INPUT FOR THIS TASK
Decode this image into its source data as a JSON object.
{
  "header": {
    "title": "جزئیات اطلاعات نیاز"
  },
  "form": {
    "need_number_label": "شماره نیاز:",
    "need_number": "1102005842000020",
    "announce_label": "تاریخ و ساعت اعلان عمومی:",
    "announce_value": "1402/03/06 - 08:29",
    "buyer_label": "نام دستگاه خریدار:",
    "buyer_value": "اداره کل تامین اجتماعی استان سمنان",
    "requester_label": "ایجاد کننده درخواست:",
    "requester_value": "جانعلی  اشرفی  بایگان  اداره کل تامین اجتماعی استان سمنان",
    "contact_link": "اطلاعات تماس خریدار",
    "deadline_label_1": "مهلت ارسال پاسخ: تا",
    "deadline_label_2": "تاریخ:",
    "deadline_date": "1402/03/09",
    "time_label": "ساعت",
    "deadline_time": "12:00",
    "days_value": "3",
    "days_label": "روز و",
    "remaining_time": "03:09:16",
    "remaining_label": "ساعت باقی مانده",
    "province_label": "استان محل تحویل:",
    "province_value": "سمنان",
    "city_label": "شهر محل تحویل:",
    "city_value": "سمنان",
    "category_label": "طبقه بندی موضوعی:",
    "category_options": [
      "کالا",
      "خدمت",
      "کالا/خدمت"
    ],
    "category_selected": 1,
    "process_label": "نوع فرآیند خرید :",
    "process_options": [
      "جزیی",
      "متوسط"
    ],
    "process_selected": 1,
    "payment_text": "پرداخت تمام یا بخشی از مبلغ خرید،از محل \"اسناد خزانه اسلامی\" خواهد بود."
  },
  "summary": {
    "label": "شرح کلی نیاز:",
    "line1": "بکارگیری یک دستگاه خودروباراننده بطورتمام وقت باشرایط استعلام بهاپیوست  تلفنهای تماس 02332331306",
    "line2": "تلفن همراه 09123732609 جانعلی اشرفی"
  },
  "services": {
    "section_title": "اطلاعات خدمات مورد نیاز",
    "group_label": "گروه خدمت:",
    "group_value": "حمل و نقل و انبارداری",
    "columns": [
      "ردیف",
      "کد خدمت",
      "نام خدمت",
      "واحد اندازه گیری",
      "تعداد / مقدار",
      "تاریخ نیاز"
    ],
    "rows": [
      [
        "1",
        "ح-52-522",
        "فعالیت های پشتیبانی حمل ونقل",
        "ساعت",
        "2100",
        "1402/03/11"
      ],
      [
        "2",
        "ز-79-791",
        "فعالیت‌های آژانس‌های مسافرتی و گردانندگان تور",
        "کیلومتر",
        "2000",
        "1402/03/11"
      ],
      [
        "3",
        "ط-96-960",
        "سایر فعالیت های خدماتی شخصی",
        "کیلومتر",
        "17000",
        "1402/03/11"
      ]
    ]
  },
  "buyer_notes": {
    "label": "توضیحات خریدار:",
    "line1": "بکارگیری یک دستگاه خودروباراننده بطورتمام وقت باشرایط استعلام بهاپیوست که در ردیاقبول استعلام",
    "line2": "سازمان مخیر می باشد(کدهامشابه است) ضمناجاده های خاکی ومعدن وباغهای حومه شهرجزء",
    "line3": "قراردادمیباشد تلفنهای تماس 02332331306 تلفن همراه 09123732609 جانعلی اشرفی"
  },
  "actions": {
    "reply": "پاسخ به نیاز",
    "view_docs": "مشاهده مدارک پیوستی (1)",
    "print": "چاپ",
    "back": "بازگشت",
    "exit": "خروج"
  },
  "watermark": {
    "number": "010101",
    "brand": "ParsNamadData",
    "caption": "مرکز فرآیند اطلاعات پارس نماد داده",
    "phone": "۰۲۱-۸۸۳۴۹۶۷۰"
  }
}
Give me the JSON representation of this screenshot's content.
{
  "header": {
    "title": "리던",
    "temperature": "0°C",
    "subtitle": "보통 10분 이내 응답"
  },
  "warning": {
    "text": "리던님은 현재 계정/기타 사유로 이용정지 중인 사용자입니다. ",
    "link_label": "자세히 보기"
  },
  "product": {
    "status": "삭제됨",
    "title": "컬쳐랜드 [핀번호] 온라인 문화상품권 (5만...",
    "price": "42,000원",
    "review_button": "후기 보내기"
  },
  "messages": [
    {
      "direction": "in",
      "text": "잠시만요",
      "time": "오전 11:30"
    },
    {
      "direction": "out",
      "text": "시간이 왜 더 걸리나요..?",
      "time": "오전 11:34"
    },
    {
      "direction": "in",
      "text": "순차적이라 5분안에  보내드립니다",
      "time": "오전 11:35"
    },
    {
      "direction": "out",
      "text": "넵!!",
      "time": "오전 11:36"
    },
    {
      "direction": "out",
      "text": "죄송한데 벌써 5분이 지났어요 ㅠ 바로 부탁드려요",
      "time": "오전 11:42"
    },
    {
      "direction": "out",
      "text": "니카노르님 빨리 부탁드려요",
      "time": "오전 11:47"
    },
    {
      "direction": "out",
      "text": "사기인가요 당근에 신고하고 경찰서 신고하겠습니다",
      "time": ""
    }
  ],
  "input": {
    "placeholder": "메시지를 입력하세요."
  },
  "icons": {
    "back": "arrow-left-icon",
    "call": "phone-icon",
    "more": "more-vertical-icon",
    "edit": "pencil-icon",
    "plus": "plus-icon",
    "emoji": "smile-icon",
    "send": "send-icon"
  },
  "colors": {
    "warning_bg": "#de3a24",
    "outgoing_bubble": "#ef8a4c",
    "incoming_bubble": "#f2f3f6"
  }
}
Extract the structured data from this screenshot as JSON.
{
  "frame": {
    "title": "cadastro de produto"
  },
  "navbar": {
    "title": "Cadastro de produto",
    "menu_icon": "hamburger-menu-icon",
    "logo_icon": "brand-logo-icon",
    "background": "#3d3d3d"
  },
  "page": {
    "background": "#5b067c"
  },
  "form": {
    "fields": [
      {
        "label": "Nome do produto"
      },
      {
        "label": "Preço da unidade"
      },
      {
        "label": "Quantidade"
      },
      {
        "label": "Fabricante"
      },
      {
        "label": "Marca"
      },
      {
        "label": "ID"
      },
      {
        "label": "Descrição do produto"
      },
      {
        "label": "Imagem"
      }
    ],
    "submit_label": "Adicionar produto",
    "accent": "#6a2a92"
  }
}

CHALLENGE
Copy each line containing the word "پاسخ" from the data.

ANSWER TO THIS EXERCISE
    "deadline_label_1": "مهلت ارسال پاسخ: تا",
    "reply": "پاسخ به نیاز",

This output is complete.